(Material)
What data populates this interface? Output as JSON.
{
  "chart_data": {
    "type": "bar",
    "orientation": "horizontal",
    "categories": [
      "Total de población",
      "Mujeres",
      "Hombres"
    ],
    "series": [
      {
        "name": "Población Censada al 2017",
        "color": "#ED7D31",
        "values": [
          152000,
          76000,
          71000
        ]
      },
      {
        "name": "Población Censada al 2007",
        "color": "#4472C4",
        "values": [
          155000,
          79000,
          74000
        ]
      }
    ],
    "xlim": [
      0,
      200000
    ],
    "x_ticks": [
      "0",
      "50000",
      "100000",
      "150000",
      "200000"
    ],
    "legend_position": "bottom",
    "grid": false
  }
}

(Problem to solve) Set down all of the entries exactly, please.

(Answer to the exercise)
What data populates this interface? Output as JSON.
{
  "chart_data": {
    "type": "bar",
    "orientation": "horizontal",
    "categories": [
      "Total de población",
      "Mujeres",
      "Hombres"
    ],
    "series": [
      {
        "name": "Población Censada al 2017",
        "color": "#ED7D31",
        "values": [
          152000,
          76000,
          71000
        ]
      },
      {
        "name": "Población Censada al 2007",
        "color": "#4472C4",
        "values": [
          155000,
          79000,
          74000
        ]
      }
    ],
    "xlim": [
      0,
      200000
    ],
    "x_ticks": [
      "0",
      "50000",
      "100000",
      "150000",
      "200000"
    ],
    "legend_position": "bottom",
    "grid": false
  }
}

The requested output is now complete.